Aim of the exercise. Set out everything from the start of the lines down to the line containing "Add Caption xyxy=(759,340,827,354)" as a JSON list of strings, one string per line, with blank lines omitted.

Record extracts.
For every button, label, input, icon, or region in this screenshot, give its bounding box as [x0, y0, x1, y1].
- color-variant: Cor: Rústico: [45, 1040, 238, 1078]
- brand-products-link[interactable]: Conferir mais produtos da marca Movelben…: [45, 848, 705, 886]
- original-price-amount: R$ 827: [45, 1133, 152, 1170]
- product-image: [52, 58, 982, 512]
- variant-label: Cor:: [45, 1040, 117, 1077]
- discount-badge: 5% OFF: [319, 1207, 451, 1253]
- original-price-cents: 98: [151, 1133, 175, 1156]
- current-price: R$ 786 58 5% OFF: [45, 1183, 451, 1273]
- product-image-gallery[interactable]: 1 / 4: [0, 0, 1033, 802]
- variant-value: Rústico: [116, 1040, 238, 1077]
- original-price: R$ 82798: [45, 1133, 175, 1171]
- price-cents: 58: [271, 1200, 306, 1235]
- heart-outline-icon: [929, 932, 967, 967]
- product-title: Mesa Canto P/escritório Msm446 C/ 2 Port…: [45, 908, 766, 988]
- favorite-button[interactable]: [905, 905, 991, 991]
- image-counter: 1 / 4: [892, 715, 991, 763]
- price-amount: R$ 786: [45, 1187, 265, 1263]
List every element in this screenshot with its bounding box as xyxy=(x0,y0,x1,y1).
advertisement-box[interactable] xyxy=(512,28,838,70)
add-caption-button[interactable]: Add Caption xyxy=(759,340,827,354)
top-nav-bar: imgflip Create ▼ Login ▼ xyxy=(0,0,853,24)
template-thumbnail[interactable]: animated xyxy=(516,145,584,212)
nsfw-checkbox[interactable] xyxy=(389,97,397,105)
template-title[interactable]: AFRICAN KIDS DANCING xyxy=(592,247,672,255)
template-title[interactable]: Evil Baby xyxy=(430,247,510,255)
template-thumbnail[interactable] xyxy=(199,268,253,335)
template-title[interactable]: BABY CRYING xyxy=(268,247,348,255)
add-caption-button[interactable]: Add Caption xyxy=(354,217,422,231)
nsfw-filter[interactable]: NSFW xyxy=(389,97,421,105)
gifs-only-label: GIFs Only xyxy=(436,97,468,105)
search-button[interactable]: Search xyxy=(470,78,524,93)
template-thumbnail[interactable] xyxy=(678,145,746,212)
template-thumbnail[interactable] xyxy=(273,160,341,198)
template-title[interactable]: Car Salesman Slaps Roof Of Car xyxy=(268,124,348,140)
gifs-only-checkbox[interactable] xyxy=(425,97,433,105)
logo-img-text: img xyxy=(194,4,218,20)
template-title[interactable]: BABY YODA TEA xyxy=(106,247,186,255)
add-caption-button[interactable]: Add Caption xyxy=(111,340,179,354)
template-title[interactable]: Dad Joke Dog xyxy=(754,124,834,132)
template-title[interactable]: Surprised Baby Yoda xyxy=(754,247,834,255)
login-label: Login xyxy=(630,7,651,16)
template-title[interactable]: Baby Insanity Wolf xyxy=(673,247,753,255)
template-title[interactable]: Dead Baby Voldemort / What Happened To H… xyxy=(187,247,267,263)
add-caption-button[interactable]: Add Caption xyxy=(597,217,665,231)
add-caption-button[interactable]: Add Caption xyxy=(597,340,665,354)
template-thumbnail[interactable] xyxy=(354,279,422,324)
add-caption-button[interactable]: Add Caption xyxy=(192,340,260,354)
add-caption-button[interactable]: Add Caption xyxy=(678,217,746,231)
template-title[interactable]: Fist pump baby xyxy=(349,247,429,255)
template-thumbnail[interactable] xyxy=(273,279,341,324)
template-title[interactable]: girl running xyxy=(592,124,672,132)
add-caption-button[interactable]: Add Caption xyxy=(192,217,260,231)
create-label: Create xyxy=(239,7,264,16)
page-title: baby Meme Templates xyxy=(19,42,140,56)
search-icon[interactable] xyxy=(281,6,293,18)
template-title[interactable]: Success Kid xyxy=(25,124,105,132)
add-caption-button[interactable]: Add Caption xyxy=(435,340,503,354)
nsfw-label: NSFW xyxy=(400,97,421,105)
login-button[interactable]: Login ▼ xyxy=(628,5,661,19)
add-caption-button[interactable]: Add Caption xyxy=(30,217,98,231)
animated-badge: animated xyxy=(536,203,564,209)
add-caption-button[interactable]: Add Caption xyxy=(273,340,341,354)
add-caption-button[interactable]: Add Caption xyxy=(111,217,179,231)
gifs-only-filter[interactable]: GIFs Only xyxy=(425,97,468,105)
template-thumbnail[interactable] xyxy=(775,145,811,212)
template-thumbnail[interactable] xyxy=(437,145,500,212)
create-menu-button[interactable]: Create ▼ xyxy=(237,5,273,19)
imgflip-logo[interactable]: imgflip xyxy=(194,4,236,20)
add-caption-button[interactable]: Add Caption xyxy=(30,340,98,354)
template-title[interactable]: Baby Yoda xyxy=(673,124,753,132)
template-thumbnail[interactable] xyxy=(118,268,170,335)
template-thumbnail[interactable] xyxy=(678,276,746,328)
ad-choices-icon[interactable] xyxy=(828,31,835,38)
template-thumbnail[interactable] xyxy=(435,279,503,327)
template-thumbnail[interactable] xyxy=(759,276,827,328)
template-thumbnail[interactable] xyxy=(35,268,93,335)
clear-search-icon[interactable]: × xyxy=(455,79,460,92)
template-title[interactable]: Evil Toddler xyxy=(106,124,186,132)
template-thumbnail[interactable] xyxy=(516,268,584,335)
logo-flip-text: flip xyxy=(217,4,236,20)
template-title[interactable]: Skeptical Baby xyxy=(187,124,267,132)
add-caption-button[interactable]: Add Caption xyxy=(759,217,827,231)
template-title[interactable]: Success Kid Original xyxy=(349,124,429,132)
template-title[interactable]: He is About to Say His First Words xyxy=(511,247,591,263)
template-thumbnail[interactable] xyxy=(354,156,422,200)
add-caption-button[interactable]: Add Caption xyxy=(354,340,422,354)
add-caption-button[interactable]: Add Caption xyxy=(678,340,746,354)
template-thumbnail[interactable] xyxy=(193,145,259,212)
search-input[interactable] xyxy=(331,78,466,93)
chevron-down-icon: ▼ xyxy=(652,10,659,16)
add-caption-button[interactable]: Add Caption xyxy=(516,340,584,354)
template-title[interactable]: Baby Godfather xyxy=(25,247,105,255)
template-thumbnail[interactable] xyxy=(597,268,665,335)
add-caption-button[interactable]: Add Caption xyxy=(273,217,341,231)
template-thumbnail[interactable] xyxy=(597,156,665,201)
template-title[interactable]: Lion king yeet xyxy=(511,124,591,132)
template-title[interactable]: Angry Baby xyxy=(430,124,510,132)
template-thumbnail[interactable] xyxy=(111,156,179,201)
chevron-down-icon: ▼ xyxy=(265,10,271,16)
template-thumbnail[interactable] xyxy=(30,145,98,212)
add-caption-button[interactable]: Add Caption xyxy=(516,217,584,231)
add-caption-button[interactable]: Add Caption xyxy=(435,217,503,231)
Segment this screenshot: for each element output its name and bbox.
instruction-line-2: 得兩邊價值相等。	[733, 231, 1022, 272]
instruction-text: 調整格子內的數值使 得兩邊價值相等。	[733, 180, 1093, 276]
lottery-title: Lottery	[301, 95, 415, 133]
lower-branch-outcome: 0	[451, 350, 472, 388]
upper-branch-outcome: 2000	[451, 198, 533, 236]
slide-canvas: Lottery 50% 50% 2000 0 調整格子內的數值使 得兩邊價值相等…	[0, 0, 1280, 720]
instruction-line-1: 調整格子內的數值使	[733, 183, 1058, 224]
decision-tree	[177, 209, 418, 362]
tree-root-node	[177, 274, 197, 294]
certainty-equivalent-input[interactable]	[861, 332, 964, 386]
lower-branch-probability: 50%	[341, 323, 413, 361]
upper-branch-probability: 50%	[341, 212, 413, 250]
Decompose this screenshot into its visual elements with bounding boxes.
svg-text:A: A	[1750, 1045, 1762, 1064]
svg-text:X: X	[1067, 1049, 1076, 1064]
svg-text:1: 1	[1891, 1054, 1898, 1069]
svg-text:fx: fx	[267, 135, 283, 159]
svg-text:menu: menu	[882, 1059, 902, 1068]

Finished answer.
[
  "For every button, label, input, icon, or region in this screenshot, give its bounding box as [x0, y0, x1, y1].",
  "- color-variant: Cor: Rústico: [45, 1040, 238, 1078]",
  "- brand-products-link[interactable]: Conferir mais produtos da marca Movelben…: [45, 848, 705, 886]",
  "- original-price-amount: R$ 827: [45, 1133, 152, 1170]",
  "- product-image: [52, 58, 982, 512]",
  "- variant-label: Cor:: [45, 1040, 117, 1077]",
  "- discount-badge: 5% OFF: [319, 1207, 451, 1253]",
  "- original-price-cents: 98: [151, 1133, 175, 1156]",
  "- current-price: R$ 786 58 5% OFF: [45, 1183, 451, 1273]",
  "- product-image-gallery[interactable]: 1 / 4: [0, 0, 1033, 802]",
  "- variant-value: Rústico: [116, 1040, 238, 1077]",
  "- original-price: R$ 82798: [45, 1133, 175, 1171]",
  "- price-cents: 58: [271, 1200, 306, 1235]",
  "- heart-outline-icon: [929, 932, 967, 967]",
  "- product-title: Mesa Canto P/escritório Msm446 C/ 2 Port…: [45, 908, 766, 988]",
  "- favorite-button[interactable]: [905, 905, 991, 991]",
  "- image-counter: 1 / 4: [892, 715, 991, 763]",
  "- price-amount: R$ 786: [45, 1187, 265, 1263]",
  "List every element in this screenshot with its bounding box as xyxy=(x0,y0,x1,y1).",
  "advertisement-box[interactable] xyxy=(512,28,838,70)",
  "add-caption-button[interactable]: Add Caption xyxy=(759,340,827,354)"
]